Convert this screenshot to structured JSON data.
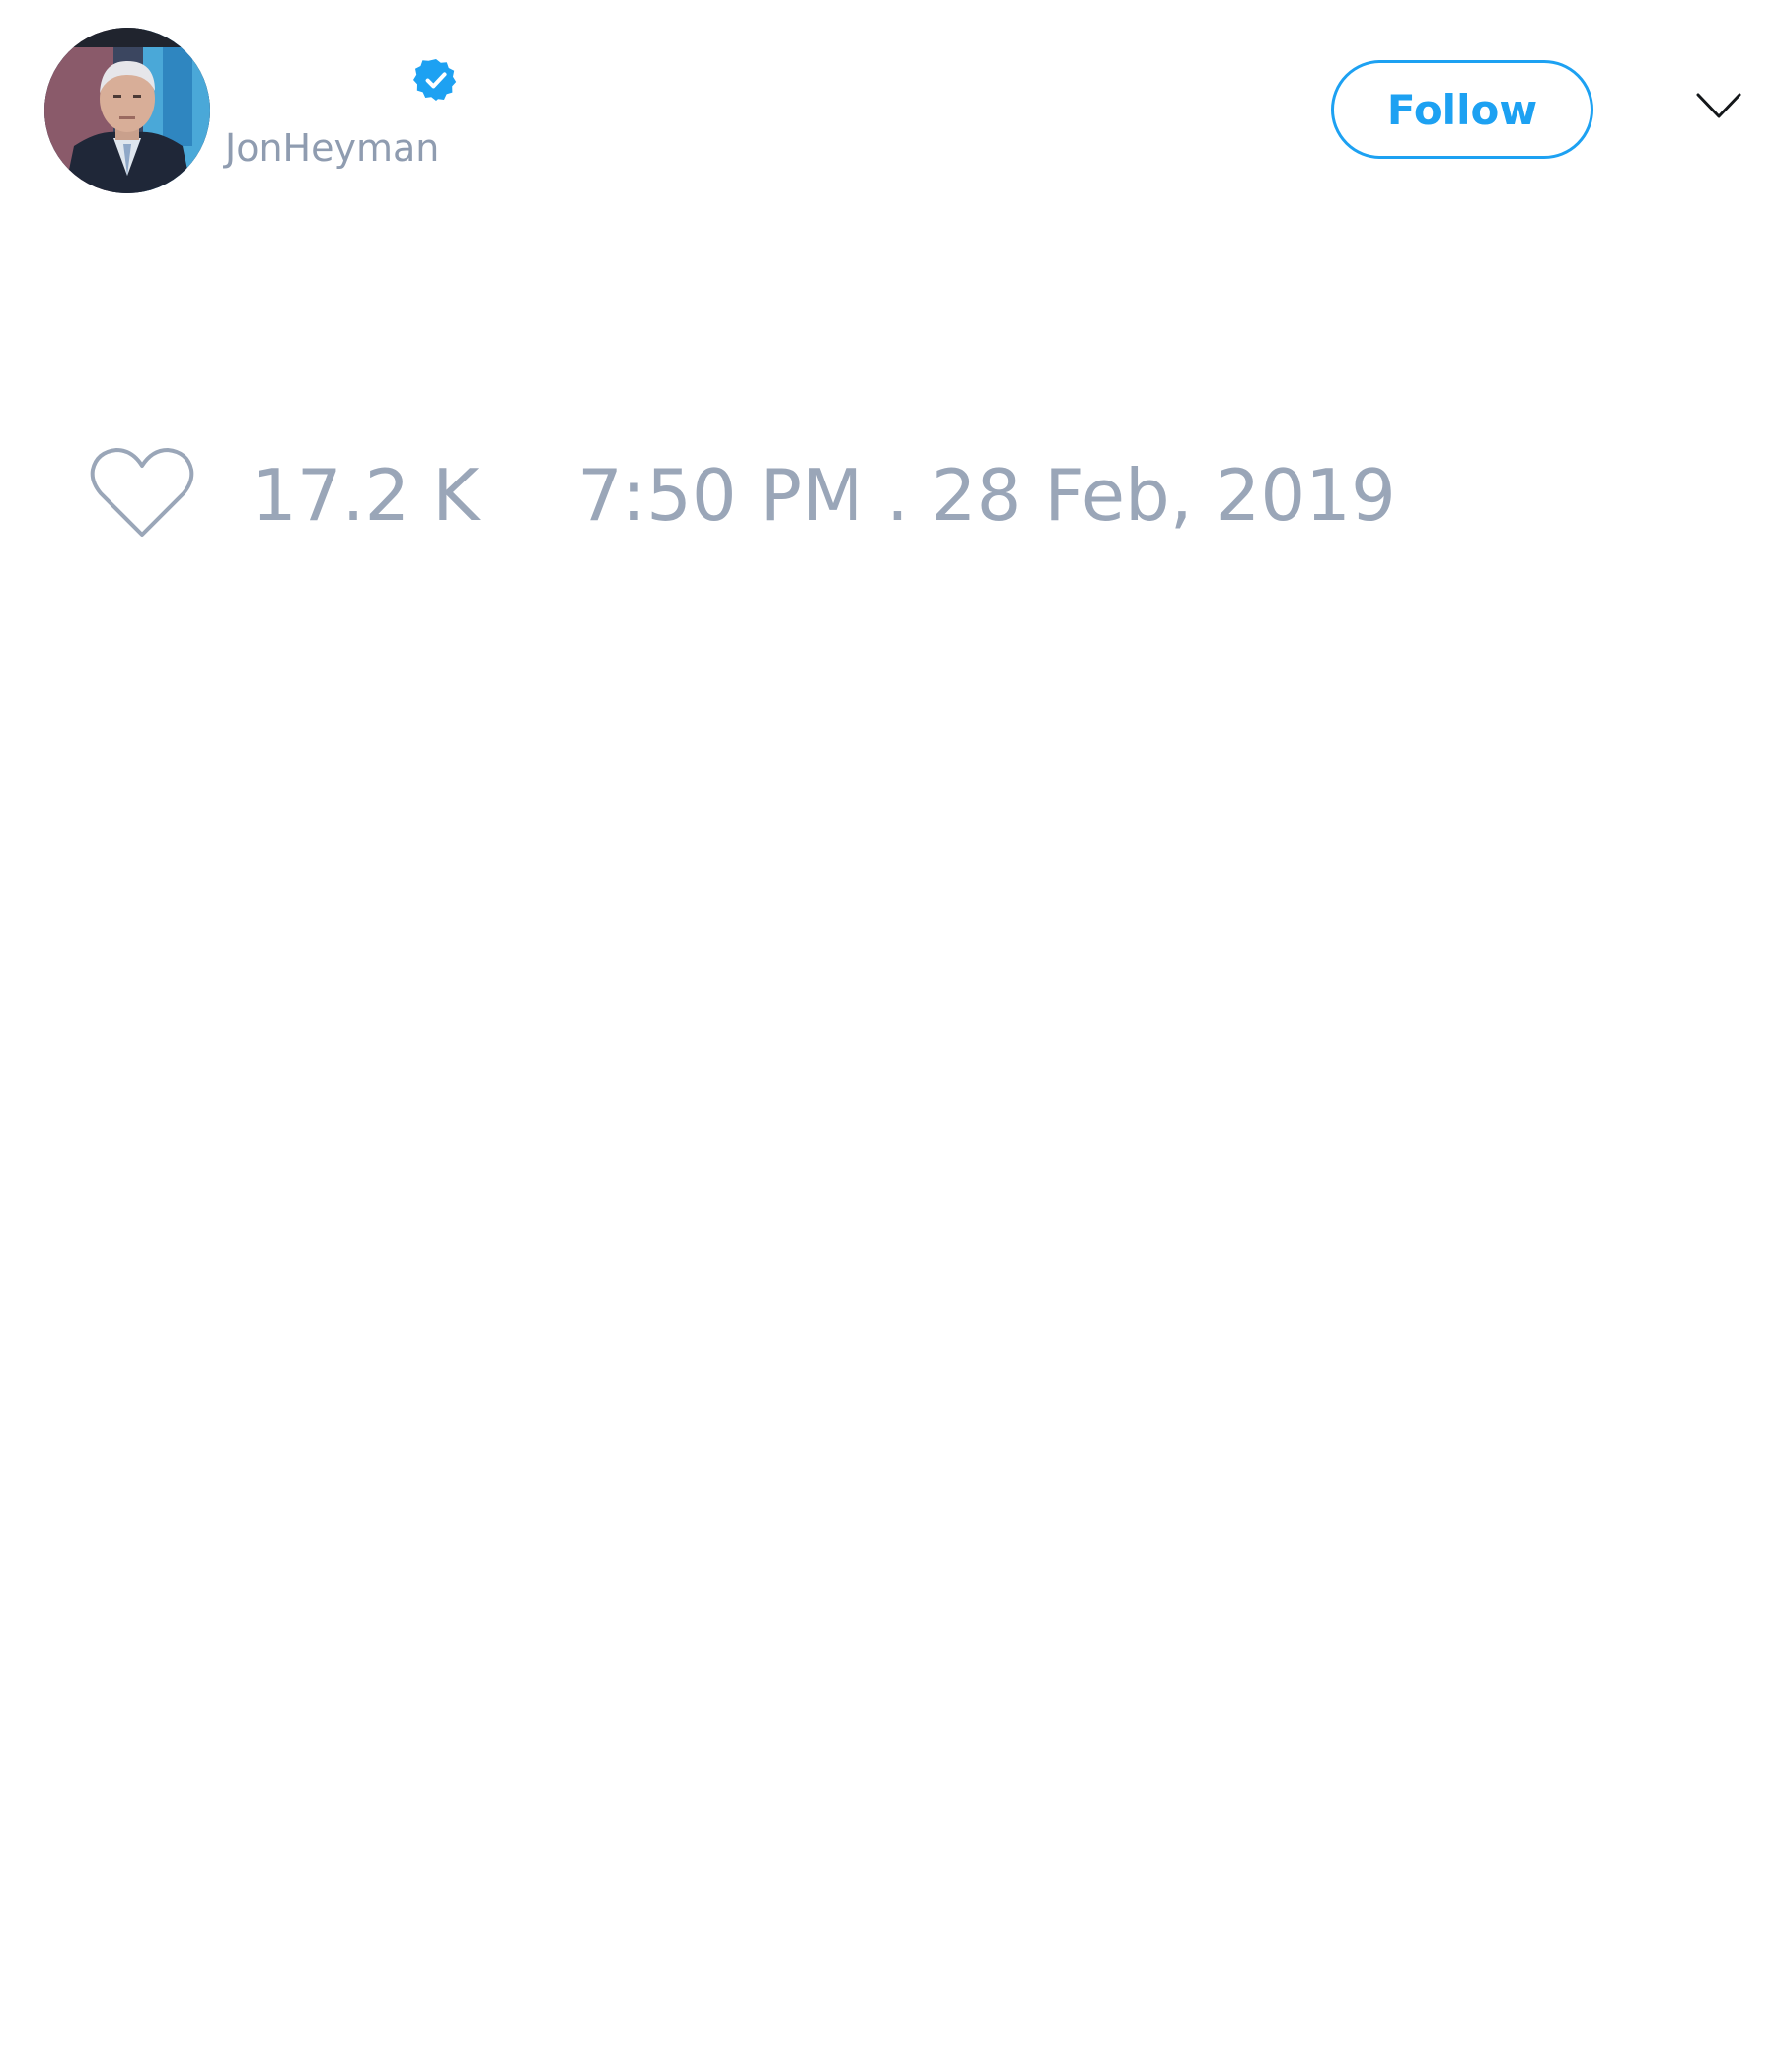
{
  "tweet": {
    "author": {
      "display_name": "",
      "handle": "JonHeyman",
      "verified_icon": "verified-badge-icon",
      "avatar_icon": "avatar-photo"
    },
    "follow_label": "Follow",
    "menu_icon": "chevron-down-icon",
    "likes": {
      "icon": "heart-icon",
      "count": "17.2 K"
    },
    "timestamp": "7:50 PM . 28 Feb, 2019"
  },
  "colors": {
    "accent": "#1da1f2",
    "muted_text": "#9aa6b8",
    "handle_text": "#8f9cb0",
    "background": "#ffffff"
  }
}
----
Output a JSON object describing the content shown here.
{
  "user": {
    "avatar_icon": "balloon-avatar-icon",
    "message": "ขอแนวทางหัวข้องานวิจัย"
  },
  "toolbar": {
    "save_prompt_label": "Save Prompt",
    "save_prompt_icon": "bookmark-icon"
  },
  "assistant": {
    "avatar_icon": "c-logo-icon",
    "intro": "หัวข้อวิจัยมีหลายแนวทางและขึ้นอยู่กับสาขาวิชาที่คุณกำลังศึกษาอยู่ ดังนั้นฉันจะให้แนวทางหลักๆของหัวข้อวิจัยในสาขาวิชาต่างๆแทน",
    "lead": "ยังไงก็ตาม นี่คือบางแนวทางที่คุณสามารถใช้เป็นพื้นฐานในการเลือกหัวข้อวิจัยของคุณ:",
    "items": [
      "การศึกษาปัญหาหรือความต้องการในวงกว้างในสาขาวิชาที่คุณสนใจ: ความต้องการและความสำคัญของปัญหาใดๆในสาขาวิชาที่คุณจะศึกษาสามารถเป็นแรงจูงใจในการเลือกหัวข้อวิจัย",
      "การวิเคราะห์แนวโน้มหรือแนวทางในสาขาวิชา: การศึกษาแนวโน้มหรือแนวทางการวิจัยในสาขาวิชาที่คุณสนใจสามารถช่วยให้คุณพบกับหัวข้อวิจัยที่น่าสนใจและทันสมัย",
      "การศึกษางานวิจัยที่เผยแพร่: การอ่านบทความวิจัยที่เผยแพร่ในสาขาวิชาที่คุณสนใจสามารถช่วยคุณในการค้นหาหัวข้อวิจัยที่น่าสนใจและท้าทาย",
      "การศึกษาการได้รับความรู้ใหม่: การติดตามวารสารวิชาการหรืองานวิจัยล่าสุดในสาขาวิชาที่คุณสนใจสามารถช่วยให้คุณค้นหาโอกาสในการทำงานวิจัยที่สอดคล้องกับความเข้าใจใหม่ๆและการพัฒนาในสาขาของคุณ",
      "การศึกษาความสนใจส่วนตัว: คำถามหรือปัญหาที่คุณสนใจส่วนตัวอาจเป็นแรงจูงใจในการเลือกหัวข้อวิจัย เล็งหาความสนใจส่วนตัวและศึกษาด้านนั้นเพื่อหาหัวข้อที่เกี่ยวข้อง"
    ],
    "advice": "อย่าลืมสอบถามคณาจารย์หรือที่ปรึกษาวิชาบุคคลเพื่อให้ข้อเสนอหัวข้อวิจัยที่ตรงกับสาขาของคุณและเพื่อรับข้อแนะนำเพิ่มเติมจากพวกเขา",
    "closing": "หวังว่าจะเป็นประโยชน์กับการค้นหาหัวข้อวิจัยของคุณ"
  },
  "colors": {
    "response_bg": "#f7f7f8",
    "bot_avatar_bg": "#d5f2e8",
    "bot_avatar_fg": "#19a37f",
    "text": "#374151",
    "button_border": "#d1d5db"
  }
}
----
(WHAT TO DO) State how many lines of the records hold the string "าสนใจและท", and nothing else.

(RESULT FOR THIS TASK) 2